EXERCISE DESCRIPTION: State only how many lines contain the string "this".

Chart and figure data:
━━━━━━━━

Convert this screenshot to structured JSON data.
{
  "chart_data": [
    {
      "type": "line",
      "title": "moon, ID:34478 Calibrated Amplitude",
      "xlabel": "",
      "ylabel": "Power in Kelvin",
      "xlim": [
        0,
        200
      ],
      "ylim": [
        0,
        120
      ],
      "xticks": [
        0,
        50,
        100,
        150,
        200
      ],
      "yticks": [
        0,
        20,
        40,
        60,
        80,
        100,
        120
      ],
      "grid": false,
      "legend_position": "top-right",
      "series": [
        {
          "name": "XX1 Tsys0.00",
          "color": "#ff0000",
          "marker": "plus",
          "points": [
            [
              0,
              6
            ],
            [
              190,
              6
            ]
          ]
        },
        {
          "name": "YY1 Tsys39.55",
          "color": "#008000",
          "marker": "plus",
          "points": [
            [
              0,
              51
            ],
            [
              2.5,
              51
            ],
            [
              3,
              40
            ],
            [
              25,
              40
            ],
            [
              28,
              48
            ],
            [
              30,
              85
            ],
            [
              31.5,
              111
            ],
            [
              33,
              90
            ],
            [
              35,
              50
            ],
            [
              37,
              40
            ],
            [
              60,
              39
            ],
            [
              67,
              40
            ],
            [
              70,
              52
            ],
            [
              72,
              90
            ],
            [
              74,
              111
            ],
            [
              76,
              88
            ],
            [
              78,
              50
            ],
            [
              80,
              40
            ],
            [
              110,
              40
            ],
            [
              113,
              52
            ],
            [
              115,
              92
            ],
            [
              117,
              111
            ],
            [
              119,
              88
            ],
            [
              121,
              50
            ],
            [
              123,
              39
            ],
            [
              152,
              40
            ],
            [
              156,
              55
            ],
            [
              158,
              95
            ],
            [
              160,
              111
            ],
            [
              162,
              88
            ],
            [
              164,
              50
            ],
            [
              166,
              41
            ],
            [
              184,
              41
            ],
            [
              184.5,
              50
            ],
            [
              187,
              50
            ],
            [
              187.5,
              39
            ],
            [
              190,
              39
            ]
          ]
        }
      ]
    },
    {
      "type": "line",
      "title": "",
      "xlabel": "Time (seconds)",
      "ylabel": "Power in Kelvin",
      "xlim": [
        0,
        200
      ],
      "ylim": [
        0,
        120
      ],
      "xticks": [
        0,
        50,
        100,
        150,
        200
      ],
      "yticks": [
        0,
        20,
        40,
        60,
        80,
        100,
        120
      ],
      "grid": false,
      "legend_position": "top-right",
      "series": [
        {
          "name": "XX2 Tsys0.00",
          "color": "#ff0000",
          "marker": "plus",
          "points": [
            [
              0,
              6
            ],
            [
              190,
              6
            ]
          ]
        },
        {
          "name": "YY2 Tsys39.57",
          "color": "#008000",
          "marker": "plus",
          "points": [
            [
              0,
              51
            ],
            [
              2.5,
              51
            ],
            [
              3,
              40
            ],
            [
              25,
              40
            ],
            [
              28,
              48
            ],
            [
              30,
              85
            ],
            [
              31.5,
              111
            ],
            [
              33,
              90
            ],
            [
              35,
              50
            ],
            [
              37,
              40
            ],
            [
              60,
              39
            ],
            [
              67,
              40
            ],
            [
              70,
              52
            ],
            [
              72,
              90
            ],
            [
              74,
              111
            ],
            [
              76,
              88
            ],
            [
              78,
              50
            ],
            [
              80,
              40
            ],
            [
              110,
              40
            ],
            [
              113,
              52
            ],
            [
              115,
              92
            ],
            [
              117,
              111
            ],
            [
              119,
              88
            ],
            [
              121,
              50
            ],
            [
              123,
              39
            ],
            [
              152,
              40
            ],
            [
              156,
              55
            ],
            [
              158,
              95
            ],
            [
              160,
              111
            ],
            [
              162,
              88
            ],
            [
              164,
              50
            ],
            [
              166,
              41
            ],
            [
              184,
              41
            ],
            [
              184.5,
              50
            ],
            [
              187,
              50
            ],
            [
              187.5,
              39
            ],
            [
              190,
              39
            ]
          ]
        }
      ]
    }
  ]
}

━━━━━━━━

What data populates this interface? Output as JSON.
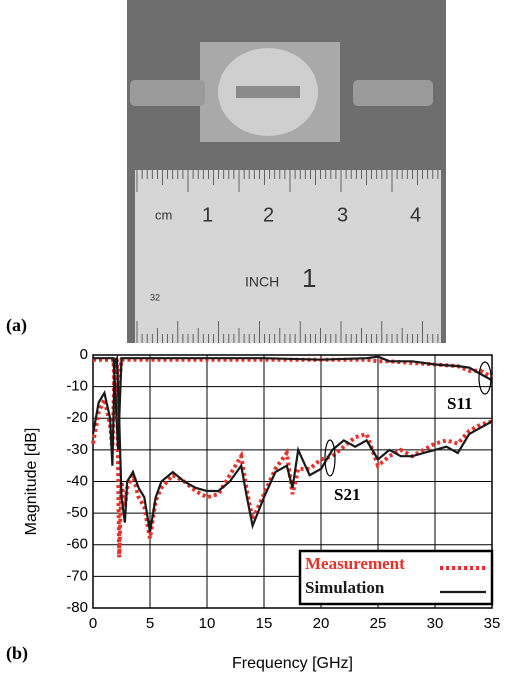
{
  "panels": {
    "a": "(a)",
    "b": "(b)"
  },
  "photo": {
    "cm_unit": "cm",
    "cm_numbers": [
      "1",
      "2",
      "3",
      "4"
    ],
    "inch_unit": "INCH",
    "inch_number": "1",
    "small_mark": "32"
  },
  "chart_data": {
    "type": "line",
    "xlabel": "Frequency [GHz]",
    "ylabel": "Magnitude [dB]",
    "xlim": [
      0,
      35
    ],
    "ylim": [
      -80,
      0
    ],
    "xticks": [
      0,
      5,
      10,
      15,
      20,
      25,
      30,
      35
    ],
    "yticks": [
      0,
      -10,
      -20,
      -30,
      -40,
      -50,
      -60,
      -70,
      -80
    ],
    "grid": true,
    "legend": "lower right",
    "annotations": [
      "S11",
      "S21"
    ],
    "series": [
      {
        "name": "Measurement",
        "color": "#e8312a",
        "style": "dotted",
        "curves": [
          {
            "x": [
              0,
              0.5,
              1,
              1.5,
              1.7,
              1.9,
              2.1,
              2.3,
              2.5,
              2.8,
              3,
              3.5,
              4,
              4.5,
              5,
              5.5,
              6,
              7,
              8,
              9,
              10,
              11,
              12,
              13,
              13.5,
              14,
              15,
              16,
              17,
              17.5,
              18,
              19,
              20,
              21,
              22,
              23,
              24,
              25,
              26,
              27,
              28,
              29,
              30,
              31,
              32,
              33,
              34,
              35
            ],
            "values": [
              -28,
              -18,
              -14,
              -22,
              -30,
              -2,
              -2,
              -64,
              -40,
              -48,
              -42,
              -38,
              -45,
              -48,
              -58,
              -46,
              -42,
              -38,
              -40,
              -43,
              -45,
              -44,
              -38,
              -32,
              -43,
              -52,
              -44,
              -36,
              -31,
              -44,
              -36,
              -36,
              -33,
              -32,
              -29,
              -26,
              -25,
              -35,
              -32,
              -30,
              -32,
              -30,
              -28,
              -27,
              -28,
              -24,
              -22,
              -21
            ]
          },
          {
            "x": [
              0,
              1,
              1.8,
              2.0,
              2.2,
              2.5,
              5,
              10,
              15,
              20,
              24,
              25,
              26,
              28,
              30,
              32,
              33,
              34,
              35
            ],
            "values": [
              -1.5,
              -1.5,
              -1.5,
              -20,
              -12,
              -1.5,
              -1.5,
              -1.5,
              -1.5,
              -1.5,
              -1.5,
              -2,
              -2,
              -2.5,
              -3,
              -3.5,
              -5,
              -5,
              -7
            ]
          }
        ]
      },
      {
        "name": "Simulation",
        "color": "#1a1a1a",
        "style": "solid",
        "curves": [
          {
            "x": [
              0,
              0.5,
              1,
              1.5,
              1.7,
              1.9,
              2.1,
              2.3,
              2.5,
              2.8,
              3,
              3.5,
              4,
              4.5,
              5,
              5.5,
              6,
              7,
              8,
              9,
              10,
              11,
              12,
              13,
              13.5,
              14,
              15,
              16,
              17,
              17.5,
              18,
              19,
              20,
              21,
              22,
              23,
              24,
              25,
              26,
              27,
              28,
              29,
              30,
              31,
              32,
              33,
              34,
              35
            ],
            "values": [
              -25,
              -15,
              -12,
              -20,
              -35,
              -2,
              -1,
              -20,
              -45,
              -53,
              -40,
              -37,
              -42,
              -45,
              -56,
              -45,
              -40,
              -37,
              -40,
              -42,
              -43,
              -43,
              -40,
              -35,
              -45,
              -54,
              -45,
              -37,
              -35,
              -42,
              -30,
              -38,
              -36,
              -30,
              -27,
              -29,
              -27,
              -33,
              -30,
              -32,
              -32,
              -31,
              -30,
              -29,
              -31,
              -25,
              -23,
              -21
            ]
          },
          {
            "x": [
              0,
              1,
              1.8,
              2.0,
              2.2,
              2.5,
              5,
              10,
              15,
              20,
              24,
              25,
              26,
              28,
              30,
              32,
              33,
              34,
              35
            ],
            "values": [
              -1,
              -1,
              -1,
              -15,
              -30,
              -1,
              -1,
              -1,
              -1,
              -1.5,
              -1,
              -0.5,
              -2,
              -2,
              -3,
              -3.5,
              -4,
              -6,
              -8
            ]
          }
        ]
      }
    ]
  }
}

━━━━━━━━

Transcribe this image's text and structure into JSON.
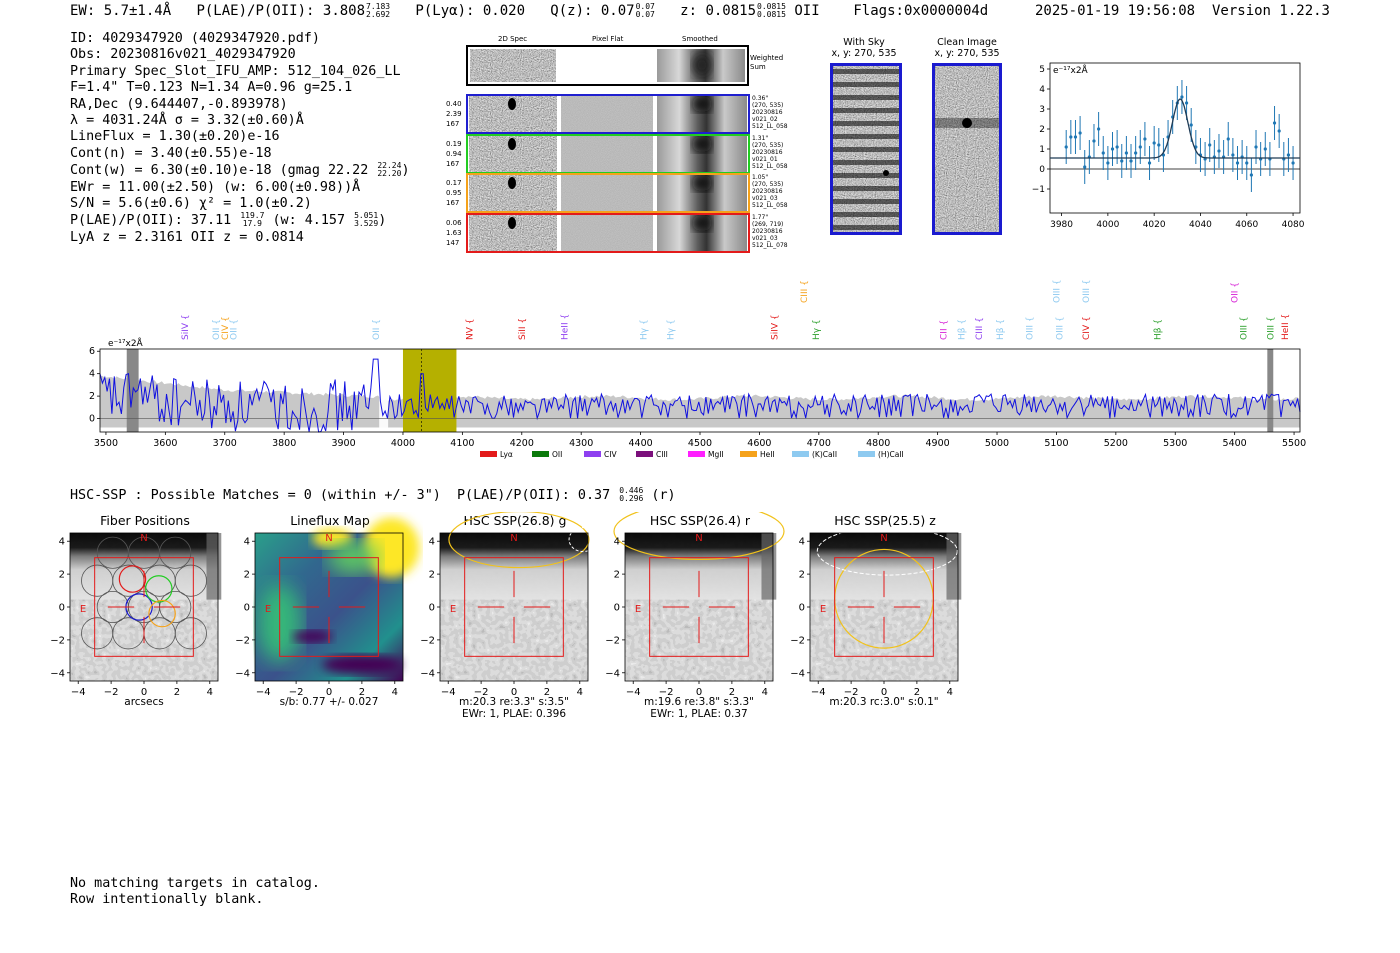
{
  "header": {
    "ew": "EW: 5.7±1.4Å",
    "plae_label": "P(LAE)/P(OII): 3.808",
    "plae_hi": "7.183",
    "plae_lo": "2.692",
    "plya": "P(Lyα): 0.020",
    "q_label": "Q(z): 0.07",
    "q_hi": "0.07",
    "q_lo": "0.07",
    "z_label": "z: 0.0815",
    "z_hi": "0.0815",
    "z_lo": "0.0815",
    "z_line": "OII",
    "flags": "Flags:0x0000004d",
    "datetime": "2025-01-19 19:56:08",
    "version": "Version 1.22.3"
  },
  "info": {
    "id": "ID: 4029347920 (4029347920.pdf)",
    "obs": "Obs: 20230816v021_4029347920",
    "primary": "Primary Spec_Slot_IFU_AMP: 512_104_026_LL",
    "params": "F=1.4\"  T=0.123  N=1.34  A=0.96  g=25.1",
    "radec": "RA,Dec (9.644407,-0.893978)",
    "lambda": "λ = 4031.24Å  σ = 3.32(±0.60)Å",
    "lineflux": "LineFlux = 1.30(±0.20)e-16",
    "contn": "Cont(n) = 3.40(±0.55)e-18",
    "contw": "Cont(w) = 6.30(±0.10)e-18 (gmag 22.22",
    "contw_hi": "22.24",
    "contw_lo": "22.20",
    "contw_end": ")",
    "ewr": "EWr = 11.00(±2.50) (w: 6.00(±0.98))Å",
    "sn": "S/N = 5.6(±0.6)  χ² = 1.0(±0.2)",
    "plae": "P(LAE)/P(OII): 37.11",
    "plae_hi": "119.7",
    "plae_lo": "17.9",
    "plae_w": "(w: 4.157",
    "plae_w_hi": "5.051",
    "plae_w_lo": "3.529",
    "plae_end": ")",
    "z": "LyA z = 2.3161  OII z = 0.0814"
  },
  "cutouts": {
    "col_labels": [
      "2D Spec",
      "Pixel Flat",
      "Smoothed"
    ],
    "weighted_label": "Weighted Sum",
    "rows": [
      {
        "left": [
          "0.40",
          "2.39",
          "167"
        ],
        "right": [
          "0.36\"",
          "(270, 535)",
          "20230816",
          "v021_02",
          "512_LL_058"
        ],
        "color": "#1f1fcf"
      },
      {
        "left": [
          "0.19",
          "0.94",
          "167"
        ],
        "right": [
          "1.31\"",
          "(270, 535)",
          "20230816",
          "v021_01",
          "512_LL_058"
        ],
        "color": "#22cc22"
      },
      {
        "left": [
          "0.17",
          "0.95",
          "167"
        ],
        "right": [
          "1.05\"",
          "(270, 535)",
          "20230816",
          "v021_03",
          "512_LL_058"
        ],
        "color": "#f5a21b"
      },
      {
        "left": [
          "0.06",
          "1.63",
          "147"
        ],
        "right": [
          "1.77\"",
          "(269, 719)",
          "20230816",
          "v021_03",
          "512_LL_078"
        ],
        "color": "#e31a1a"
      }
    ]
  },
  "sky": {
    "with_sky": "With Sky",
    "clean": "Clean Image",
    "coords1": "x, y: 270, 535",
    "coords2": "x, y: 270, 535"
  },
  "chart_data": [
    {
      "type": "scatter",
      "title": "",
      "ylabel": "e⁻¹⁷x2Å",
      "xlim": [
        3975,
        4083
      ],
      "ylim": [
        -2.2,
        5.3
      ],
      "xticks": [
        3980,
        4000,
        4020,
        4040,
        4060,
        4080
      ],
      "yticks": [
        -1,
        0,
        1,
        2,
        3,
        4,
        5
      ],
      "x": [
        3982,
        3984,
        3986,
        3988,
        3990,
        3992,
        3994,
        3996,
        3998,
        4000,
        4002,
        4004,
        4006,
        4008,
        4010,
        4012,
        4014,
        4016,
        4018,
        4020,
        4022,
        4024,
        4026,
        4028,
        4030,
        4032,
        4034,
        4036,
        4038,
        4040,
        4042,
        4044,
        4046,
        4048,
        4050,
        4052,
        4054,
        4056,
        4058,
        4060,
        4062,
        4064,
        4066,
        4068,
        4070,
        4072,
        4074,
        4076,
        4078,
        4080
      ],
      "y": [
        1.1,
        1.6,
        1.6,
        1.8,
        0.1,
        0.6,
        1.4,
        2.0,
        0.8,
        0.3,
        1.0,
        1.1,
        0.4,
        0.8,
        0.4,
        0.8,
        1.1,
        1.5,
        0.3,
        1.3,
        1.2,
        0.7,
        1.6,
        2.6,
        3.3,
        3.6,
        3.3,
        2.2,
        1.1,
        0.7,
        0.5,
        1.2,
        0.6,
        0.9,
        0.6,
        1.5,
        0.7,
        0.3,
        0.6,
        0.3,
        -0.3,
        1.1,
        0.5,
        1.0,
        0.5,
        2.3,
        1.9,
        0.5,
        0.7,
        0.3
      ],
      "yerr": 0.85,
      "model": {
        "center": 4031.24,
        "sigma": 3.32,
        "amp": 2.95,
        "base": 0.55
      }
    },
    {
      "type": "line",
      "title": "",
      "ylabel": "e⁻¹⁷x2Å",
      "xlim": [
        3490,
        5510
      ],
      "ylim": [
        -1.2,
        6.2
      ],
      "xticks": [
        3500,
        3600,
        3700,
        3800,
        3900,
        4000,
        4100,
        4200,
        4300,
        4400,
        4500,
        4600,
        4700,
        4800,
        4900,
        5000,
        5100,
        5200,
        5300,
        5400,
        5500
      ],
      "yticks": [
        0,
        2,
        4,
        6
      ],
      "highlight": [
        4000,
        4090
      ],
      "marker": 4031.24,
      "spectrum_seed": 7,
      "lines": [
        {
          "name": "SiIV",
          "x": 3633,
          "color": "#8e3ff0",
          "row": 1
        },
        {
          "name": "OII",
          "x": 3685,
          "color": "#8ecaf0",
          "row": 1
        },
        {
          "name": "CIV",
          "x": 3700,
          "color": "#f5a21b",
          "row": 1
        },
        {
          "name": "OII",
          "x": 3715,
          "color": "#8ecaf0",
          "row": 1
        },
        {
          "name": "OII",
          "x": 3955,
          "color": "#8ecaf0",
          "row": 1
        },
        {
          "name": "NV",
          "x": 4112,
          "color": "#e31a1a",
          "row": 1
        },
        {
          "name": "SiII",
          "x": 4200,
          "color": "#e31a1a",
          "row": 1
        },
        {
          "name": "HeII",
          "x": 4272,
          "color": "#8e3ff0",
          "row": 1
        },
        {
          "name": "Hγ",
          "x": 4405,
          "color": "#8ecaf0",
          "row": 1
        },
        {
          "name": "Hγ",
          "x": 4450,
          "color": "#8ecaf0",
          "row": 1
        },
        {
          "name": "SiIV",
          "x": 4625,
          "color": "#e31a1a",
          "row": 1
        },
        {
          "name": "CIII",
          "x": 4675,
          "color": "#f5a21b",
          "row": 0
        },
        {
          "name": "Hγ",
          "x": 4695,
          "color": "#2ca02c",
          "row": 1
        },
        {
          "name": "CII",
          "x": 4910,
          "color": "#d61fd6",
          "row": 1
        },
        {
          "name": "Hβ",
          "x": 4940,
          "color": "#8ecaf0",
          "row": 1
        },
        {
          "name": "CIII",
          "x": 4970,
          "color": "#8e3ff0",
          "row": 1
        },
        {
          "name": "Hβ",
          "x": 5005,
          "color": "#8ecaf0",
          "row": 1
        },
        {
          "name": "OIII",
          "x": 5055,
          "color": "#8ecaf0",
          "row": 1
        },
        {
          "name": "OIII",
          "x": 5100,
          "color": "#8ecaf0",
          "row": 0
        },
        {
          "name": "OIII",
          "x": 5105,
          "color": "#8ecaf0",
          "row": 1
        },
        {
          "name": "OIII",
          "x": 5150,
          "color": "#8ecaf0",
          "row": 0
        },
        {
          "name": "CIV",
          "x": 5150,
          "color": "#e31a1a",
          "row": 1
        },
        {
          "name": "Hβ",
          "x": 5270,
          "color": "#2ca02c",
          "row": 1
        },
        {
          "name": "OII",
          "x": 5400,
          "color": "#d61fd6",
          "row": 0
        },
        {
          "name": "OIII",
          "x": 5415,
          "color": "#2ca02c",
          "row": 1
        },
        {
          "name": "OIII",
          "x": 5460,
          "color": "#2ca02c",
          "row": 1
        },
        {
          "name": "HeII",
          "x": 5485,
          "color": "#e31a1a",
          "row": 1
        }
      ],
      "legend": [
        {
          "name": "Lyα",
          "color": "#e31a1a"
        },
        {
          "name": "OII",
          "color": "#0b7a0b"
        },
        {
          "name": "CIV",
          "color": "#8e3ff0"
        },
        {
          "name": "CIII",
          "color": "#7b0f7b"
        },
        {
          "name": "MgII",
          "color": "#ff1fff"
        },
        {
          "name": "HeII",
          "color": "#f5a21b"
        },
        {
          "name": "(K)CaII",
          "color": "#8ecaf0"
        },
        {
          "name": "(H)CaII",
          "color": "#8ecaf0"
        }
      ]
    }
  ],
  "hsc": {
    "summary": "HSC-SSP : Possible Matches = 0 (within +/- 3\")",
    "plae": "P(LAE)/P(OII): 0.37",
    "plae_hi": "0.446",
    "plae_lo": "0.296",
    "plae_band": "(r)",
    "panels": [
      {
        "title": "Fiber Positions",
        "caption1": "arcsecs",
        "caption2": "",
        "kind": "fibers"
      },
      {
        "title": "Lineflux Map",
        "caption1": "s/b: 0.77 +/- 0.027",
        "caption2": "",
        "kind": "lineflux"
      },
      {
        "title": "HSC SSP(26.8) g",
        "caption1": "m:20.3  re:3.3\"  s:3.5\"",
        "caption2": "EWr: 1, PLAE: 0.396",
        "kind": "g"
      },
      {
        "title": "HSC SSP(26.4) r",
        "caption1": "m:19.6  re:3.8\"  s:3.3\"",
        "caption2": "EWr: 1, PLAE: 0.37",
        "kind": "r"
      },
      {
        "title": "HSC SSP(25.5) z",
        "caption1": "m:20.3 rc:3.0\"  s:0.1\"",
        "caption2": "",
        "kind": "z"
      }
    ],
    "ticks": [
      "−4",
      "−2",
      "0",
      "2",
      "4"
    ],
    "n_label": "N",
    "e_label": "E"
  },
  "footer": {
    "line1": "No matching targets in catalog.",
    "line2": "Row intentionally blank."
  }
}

━━━━━━━━

RESPONSE TO THE EXERCISE: 3